--- STORED ROWS ---
— START —
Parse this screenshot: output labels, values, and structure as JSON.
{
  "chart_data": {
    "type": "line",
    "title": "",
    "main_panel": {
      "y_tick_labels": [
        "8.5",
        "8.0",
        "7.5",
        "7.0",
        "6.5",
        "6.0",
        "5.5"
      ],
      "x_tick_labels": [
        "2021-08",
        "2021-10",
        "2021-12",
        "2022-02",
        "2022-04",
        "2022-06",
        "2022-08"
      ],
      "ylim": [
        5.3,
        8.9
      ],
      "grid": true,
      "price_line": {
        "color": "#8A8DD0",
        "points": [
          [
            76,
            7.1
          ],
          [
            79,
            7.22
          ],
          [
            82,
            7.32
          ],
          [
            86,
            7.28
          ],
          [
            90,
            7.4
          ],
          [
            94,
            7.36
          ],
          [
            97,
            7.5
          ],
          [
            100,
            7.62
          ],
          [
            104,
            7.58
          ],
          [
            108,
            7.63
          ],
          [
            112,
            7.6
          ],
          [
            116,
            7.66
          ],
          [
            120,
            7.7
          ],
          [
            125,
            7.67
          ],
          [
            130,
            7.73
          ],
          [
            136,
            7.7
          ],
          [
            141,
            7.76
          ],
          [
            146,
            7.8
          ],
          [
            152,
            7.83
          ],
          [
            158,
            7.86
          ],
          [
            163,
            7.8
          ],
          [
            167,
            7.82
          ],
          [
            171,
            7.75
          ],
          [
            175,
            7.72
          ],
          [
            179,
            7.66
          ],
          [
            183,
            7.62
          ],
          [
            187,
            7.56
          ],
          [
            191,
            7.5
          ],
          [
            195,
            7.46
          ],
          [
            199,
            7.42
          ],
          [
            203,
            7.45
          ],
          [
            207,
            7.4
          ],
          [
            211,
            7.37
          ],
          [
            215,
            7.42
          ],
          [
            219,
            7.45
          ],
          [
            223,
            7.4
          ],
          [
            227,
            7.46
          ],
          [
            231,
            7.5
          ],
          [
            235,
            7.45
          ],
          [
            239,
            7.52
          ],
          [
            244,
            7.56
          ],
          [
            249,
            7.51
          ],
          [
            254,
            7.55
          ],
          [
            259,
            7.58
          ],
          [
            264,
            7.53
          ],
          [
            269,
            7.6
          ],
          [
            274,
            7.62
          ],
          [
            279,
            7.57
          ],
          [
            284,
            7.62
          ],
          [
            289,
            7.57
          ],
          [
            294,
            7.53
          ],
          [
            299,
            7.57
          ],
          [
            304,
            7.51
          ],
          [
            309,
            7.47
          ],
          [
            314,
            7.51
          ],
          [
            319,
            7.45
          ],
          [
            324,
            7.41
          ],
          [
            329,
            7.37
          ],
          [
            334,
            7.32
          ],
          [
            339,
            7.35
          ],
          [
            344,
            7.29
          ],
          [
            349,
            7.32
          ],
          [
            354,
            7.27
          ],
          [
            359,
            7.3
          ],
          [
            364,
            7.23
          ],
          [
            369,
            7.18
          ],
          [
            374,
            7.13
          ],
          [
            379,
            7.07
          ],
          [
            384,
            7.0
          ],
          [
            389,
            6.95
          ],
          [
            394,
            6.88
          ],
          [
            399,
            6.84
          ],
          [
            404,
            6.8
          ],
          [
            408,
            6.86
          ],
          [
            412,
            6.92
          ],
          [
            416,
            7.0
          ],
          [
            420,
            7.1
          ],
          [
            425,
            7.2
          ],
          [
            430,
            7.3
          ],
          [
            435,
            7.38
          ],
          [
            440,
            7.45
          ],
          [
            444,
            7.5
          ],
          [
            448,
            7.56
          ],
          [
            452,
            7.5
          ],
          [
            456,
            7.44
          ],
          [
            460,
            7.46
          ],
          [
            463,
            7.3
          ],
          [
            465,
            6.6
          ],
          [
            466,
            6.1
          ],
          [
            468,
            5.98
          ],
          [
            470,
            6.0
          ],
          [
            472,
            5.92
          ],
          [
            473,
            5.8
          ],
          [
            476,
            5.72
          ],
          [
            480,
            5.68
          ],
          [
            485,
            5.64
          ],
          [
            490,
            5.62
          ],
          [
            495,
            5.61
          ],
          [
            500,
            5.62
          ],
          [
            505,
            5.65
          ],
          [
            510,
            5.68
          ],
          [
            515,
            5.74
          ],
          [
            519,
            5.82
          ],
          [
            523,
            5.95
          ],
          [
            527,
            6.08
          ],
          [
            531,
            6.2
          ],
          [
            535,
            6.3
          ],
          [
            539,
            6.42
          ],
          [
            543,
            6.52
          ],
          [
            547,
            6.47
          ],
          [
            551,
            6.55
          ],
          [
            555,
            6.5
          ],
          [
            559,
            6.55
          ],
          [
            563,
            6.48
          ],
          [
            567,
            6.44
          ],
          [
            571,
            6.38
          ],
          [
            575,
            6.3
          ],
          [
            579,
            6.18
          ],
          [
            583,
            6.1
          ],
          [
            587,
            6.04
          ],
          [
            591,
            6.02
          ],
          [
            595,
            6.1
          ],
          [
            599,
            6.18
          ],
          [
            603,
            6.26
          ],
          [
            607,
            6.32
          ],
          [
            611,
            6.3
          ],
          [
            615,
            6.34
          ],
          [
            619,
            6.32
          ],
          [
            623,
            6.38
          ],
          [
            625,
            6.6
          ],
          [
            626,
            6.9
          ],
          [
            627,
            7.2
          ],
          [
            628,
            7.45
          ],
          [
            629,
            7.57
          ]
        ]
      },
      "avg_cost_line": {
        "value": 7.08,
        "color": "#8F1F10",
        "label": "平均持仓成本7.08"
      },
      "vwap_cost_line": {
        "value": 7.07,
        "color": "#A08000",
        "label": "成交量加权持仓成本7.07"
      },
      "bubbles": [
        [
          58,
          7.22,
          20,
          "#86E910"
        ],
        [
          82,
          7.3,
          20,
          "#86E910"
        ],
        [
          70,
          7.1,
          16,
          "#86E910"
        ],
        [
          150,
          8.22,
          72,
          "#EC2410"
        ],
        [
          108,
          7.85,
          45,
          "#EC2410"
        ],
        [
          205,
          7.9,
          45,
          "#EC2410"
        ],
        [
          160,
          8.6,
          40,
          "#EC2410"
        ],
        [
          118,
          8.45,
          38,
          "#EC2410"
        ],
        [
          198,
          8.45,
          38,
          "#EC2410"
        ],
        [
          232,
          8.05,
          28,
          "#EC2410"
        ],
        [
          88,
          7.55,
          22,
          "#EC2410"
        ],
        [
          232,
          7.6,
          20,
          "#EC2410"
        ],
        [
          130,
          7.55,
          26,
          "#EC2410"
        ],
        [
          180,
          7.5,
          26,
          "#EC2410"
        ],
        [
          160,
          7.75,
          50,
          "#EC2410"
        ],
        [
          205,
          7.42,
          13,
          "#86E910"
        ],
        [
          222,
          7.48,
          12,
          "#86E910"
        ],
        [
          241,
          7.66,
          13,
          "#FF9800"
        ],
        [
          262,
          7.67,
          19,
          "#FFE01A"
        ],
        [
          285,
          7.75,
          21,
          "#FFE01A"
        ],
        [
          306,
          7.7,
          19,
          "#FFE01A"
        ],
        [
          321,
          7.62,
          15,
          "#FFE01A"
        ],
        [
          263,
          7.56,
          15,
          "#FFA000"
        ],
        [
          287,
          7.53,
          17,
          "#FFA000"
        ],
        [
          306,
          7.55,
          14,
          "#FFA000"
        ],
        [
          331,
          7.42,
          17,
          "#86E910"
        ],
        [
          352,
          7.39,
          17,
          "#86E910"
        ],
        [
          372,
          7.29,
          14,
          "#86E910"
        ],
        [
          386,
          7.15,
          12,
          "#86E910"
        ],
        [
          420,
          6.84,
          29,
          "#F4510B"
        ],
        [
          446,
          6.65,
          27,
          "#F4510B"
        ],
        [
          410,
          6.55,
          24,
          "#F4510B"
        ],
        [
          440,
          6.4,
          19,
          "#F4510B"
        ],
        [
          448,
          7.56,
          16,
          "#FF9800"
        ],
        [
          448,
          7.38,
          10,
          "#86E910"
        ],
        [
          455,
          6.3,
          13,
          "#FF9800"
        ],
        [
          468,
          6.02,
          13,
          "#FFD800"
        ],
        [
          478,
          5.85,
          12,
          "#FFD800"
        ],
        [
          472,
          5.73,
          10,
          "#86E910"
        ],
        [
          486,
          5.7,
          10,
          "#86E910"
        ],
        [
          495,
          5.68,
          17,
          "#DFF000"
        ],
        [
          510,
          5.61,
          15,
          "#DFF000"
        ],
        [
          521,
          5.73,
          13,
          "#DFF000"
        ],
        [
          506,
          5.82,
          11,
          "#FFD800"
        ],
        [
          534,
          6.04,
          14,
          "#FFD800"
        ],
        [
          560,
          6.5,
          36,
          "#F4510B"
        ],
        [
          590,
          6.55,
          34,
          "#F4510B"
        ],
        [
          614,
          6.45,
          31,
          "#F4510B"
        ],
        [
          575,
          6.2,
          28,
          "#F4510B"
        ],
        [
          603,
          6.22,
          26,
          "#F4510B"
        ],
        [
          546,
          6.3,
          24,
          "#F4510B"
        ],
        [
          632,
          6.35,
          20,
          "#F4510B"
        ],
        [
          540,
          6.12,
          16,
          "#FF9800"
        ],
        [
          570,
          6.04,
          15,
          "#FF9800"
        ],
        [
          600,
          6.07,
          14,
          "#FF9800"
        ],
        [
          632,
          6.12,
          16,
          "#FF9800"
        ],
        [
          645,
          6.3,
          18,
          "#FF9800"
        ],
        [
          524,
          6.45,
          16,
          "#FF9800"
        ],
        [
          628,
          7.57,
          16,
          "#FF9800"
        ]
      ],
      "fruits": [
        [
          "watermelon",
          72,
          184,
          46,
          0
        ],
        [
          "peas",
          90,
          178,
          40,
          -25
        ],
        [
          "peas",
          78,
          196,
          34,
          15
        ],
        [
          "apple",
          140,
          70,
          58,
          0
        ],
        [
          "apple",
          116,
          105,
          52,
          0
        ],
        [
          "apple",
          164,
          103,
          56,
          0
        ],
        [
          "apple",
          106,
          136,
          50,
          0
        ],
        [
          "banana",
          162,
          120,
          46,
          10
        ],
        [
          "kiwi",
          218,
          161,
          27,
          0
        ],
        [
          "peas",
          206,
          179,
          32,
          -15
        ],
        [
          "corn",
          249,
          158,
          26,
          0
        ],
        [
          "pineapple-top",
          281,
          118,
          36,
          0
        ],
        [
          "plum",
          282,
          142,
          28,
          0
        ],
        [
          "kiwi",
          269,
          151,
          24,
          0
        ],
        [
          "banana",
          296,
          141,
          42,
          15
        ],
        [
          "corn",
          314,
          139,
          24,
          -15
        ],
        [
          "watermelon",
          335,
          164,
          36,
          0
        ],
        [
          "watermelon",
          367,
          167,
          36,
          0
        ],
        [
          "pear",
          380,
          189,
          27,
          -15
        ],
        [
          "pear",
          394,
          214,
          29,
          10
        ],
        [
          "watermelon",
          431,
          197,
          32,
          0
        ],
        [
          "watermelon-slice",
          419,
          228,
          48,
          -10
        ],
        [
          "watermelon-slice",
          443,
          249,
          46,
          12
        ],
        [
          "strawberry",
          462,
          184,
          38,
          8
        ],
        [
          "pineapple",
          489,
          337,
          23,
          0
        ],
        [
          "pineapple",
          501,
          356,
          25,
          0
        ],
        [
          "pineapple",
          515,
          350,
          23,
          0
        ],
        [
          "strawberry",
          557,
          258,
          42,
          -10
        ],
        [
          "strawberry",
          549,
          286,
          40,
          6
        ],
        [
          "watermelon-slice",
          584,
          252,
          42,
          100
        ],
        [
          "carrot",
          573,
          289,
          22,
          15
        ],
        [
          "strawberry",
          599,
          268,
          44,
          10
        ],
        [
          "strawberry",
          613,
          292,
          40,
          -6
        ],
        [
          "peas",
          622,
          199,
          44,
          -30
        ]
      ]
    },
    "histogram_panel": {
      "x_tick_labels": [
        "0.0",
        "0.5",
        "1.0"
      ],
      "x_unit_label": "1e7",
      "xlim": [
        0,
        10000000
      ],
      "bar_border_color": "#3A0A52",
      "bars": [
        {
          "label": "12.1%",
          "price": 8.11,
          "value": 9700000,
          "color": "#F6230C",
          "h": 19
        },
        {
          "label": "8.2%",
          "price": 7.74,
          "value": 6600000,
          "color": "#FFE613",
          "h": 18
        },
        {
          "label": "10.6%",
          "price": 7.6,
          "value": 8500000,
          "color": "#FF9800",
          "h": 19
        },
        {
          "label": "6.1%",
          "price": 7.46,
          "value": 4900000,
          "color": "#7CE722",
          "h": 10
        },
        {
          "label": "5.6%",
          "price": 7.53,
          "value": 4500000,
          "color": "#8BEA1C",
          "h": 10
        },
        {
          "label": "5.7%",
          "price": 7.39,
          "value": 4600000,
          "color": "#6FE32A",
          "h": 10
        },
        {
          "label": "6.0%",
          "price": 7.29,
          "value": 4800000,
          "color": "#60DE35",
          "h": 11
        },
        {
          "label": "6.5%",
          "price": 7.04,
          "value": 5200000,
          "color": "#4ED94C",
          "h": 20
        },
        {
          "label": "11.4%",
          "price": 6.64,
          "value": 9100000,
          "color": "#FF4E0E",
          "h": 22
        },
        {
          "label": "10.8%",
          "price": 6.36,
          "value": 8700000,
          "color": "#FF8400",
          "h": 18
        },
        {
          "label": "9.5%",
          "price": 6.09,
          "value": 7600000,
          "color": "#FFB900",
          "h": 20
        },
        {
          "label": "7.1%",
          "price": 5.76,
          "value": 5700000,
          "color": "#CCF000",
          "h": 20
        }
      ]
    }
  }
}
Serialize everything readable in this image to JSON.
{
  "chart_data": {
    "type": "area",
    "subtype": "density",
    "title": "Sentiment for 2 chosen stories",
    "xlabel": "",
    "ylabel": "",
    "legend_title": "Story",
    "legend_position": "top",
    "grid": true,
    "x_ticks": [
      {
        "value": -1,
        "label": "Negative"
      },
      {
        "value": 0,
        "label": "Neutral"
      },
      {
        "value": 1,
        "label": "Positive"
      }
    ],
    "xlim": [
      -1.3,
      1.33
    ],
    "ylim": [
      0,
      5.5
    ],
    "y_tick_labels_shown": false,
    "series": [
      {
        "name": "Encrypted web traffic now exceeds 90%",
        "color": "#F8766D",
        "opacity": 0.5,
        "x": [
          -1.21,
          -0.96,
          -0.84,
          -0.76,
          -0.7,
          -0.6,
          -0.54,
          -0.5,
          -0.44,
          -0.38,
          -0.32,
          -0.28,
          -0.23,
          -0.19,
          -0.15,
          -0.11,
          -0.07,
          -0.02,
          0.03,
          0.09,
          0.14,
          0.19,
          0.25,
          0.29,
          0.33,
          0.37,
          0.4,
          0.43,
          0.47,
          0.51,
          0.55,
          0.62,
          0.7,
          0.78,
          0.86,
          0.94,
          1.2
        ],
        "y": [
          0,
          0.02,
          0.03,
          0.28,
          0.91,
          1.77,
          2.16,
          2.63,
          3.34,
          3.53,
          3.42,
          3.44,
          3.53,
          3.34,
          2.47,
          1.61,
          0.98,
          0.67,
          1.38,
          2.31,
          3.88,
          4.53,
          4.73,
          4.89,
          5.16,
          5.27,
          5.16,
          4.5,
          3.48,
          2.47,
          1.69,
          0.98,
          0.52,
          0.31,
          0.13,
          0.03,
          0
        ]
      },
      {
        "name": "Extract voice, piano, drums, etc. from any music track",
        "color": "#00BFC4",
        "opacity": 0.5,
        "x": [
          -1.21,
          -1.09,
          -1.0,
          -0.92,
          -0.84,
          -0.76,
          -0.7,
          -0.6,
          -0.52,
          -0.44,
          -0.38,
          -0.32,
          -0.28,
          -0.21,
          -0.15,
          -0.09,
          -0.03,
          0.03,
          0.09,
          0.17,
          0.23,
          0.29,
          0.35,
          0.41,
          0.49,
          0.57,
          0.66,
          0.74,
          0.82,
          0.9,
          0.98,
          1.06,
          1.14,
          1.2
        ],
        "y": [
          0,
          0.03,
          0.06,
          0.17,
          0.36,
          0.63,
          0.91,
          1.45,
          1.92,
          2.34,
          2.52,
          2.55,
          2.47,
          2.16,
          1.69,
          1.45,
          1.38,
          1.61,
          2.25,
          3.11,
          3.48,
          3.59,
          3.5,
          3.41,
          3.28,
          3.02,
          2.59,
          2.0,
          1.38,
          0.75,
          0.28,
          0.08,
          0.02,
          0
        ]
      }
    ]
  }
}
— END —
--- WHAT IS NEEDED ---
Copy each line that holds the word "this".

--- FINISHED EXERCISE ---
Parse this screenshot: output labels, values, and structure as JSON.
Serialize everything readable in this image to JSON.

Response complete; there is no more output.